_Directions for this task_.
Copy out the entries below in full and exactly.

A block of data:

________

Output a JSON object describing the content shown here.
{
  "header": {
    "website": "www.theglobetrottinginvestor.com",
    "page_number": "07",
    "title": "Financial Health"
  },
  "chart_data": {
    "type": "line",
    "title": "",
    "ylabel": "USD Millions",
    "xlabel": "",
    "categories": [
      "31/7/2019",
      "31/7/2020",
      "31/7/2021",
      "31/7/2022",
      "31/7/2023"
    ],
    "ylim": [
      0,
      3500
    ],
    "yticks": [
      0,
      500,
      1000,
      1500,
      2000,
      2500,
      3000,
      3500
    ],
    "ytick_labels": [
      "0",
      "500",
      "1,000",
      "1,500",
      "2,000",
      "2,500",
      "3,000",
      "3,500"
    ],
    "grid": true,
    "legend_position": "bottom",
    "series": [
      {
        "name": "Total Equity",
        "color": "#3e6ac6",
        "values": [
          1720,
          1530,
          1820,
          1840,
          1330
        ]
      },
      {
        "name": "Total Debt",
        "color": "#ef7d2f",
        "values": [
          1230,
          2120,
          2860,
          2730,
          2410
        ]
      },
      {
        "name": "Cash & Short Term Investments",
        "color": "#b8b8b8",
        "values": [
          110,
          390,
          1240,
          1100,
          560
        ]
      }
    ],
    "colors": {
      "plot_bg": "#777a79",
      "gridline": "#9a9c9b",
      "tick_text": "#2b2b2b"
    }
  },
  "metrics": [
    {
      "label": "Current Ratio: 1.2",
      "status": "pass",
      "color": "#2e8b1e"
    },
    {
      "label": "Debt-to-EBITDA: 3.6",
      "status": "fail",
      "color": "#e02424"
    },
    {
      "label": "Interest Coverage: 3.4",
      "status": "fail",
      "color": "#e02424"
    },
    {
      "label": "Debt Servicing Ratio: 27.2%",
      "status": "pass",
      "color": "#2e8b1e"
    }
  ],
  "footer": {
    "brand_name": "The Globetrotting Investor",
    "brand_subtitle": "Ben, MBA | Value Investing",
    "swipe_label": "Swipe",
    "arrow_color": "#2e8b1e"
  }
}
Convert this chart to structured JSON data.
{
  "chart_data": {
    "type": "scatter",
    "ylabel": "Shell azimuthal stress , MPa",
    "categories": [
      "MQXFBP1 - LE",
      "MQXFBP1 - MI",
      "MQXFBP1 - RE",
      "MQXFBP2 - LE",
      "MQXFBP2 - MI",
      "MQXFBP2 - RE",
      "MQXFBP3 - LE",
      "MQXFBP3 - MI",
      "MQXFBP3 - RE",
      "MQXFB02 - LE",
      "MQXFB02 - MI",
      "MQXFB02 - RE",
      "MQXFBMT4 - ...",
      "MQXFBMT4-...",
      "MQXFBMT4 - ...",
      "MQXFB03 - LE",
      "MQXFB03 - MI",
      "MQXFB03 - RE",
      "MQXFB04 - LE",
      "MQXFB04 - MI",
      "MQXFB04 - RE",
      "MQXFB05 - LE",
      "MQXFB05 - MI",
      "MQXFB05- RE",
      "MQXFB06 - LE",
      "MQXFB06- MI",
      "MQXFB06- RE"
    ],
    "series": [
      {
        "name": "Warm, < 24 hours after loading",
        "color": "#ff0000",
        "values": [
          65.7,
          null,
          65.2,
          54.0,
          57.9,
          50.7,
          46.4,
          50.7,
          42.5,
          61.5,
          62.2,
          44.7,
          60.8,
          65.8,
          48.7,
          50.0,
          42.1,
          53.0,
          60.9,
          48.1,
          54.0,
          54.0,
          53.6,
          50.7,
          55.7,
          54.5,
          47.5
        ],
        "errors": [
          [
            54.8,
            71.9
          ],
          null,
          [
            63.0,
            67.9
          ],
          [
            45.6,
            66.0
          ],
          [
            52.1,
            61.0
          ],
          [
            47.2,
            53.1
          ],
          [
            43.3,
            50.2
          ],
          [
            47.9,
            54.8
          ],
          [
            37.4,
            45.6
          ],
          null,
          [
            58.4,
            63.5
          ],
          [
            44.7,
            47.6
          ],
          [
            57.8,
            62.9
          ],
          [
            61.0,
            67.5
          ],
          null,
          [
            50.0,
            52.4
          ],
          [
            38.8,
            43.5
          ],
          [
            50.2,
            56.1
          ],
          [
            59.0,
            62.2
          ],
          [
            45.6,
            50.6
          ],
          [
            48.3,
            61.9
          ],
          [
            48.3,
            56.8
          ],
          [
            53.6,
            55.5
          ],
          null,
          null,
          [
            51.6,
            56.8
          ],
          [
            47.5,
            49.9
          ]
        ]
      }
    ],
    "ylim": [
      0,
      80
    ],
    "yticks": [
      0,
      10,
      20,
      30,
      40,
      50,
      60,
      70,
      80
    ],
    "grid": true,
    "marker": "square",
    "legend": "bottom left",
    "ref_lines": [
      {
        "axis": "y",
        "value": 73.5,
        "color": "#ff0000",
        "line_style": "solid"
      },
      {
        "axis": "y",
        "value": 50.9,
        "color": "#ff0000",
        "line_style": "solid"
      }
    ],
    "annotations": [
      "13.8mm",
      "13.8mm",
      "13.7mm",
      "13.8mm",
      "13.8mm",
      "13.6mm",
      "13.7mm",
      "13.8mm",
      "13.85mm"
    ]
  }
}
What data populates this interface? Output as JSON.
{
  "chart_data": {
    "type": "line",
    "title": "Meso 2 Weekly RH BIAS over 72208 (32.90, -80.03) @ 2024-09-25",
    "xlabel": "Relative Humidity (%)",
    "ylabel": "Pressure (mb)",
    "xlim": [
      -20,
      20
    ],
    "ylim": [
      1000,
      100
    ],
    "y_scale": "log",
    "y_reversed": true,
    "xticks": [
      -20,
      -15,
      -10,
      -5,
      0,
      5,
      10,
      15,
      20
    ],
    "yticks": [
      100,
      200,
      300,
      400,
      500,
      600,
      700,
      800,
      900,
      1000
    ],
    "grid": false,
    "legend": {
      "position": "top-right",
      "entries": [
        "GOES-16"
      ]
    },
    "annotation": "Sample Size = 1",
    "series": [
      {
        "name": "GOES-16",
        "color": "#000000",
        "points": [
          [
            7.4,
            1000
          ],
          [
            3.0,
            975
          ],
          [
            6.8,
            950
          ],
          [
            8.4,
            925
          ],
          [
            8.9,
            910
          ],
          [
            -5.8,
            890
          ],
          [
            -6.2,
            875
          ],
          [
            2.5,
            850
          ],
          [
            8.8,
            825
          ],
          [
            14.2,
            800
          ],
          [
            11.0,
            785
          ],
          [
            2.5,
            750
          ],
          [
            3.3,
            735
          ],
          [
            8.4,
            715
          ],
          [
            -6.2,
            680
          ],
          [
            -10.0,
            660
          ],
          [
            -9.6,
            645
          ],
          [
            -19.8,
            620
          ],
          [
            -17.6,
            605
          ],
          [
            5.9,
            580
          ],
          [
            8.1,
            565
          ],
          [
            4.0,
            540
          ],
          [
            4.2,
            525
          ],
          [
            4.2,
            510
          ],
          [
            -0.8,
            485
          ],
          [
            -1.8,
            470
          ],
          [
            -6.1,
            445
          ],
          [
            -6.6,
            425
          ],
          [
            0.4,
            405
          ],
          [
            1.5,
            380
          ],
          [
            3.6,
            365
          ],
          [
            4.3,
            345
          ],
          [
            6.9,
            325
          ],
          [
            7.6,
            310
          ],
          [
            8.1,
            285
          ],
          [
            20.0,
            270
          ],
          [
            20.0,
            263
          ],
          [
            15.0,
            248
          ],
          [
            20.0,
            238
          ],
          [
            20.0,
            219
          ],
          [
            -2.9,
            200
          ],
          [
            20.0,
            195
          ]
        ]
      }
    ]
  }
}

________

_Output of the task_.
Output a JSON object describing the content shown here.
{
  "header": {
    "website": "www.theglobetrottinginvestor.com",
    "page_number": "07",
    "title": "Financial Health"
  },
  "chart_data": {
    "type": "line",
    "title": "",
    "ylabel": "USD Millions",
    "xlabel": "",
    "categories": [
      "31/7/2019",
      "31/7/2020",
      "31/7/2021",
      "31/7/2022",
      "31/7/2023"
    ],
    "ylim": [
      0,
      3500
    ],
    "yticks": [
      0,
      500,
      1000,
      1500,
      2000,
      2500,
      3000,
      3500
    ],
    "ytick_labels": [
      "0",
      "500",
      "1,000",
      "1,500",
      "2,000",
      "2,500",
      "3,000",
      "3,500"
    ],
    "grid": true,
    "legend_position": "bottom",
    "series": [
      {
        "name": "Total Equity",
        "color": "#3e6ac6",
        "values": [
          1720,
          1530,
          1820,
          1840,
          1330
        ]
      },
      {
        "name": "Total Debt",
        "color": "#ef7d2f",
        "values": [
          1230,
          2120,
          2860,
          2730,
          2410
        ]
      },
      {
        "name": "Cash & Short Term Investments",
        "color": "#b8b8b8",
        "values": [
          110,
          390,
          1240,
          1100,
          560
        ]
      }
    ],
    "colors": {
      "plot_bg": "#777a79",
      "gridline": "#9a9c9b",
      "tick_text": "#2b2b2b"
    }
  },
  "metrics": [
    {
      "label": "Current Ratio: 1.2",
      "status": "pass",
      "color": "#2e8b1e"
    },
    {
      "label": "Debt-to-EBITDA: 3.6",
      "status": "fail",
      "color": "#e02424"
    },
    {
      "label": "Interest Coverage: 3.4",
      "status": "fail",
      "color": "#e02424"
    },
    {
      "label": "Debt Servicing Ratio: 27.2%",
      "status": "pass",
      "color": "#2e8b1e"
    }
  ],
  "footer": {
    "brand_name": "The Globetrotting Investor",
    "brand_subtitle": "Ben, MBA | Value Investing",
    "swipe_label": "Swipe",
    "arrow_color": "#2e8b1e"
  }
}
Convert this chart to structured JSON data.
{
  "chart_data": {
    "type": "scatter",
    "ylabel": "Shell azimuthal stress , MPa",
    "categories": [
      "MQXFBP1 - LE",
      "MQXFBP1 - MI",
      "MQXFBP1 - RE",
      "MQXFBP2 - LE",
      "MQXFBP2 - MI",
      "MQXFBP2 - RE",
      "MQXFBP3 - LE",
      "MQXFBP3 - MI",
      "MQXFBP3 - RE",
      "MQXFB02 - LE",
      "MQXFB02 - MI",
      "MQXFB02 - RE",
      "MQXFBMT4 - ...",
      "MQXFBMT4-...",
      "MQXFBMT4 - ...",
      "MQXFB03 - LE",
      "MQXFB03 - MI",
      "MQXFB03 - RE",
      "MQXFB04 - LE",
      "MQXFB04 - MI",
      "MQXFB04 - RE",
      "MQXFB05 - LE",
      "MQXFB05 - MI",
      "MQXFB05- RE",
      "MQXFB06 - LE",
      "MQXFB06- MI",
      "MQXFB06- RE"
    ],
    "series": [
      {
        "name": "Warm, < 24 hours after loading",
        "color": "#ff0000",
        "values": [
          65.7,
          null,
          65.2,
          54.0,
          57.9,
          50.7,
          46.4,
          50.7,
          42.5,
          61.5,
          62.2,
          44.7,
          60.8,
          65.8,
          48.7,
          50.0,
          42.1,
          53.0,
          60.9,
          48.1,
          54.0,
          54.0,
          53.6,
          50.7,
          55.7,
          54.5,
          47.5
        ],
        "errors": [
          [
            54.8,
            71.9
          ],
          null,
          [
            63.0,
            67.9
          ],
          [
            45.6,
            66.0
          ],
          [
            52.1,
            61.0
          ],
          [
            47.2,
            53.1
          ],
          [
            43.3,
            50.2
          ],
          [
            47.9,
            54.8
          ],
          [
            37.4,
            45.6
          ],
          null,
          [
            58.4,
            63.5
          ],
          [
            44.7,
            47.6
          ],
          [
            57.8,
            62.9
          ],
          [
            61.0,
            67.5
          ],
          null,
          [
            50.0,
            52.4
          ],
          [
            38.8,
            43.5
          ],
          [
            50.2,
            56.1
          ],
          [
            59.0,
            62.2
          ],
          [
            45.6,
            50.6
          ],
          [
            48.3,
            61.9
          ],
          [
            48.3,
            56.8
          ],
          [
            53.6,
            55.5
          ],
          null,
          null,
          [
            51.6,
            56.8
          ],
          [
            47.5,
            49.9
          ]
        ]
      }
    ],
    "ylim": [
      0,
      80
    ],
    "yticks": [
      0,
      10,
      20,
      30,
      40,
      50,
      60,
      70,
      80
    ],
    "grid": true,
    "marker": "square",
    "legend": "bottom left",
    "ref_lines": [
      {
        "axis": "y",
        "value": 73.5,
        "color": "#ff0000",
        "line_style": "solid"
      },
      {
        "axis": "y",
        "value": 50.9,
        "color": "#ff0000",
        "line_style": "solid"
      }
    ],
    "annotations": [
      "13.8mm",
      "13.8mm",
      "13.7mm",
      "13.8mm",
      "13.8mm",
      "13.6mm",
      "13.7mm",
      "13.8mm",
      "13.85mm"
    ]
  }
}
What data populates this interface? Output as JSON.
{
  "chart_data": {
    "type": "line",
    "title": "Meso 2 Weekly RH BIAS over 72208 (32.90, -80.03) @ 2024-09-25",
    "xlabel": "Relative Humidity (%)",
    "ylabel": "Pressure (mb)",
    "xlim": [
      -20,
      20
    ],
    "ylim": [
      1000,
      100
    ],
    "y_scale": "log",
    "y_reversed": true,
    "xticks": [
      -20,
      -15,
      -10,
      -5,
      0,
      5,
      10,
      15,
      20
    ],
    "yticks": [
      100,
      200,
      300,
      400,
      500,
      600,
      700,
      800,
      900,
      1000
    ],
    "grid": false,
    "legend": {
      "position": "top-right",
      "entries": [
        "GOES-16"
      ]
    },
    "annotation": "Sample Size = 1",
    "series": [
      {
        "name": "GOES-16",
        "color": "#000000",
        "points": [
          [
            7.4,
            1000
          ],
          [
            3.0,
            975
          ],
          [
            6.8,
            950
          ],
          [
            8.4,
            925
          ],
          [
            8.9,
            910
          ],
          [
            -5.8,
            890
          ],
          [
            -6.2,
            875
          ],
          [
            2.5,
            850
          ],
          [
            8.8,
            825
          ],
          [
            14.2,
            800
          ],
          [
            11.0,
            785
          ],
          [
            2.5,
            750
          ],
          [
            3.3,
            735
          ],
          [
            8.4,
            715
          ],
          [
            -6.2,
            680
          ],
          [
            -10.0,
            660
          ],
          [
            -9.6,
            645
          ],
          [
            -19.8,
            620
          ],
          [
            -17.6,
            605
          ],
          [
            5.9,
            580
          ],
          [
            8.1,
            565
          ],
          [
            4.0,
            540
          ],
          [
            4.2,
            525
          ],
          [
            4.2,
            510
          ],
          [
            -0.8,
            485
          ],
          [
            -1.8,
            470
          ],
          [
            -6.1,
            445
          ],
          [
            -6.6,
            425
          ],
          [
            0.4,
            405
          ],
          [
            1.5,
            380
          ],
          [
            3.6,
            365
          ],
          [
            4.3,
            345
          ],
          [
            6.9,
            325
          ],
          [
            7.6,
            310
          ],
          [
            8.1,
            285
          ],
          [
            20.0,
            270
          ],
          [
            20.0,
            263
          ],
          [
            15.0,
            248
          ],
          [
            20.0,
            238
          ],
          [
            20.0,
            219
          ],
          [
            -2.9,
            200
          ],
          [
            20.0,
            195
          ]
        ]
      }
    ]
  }
}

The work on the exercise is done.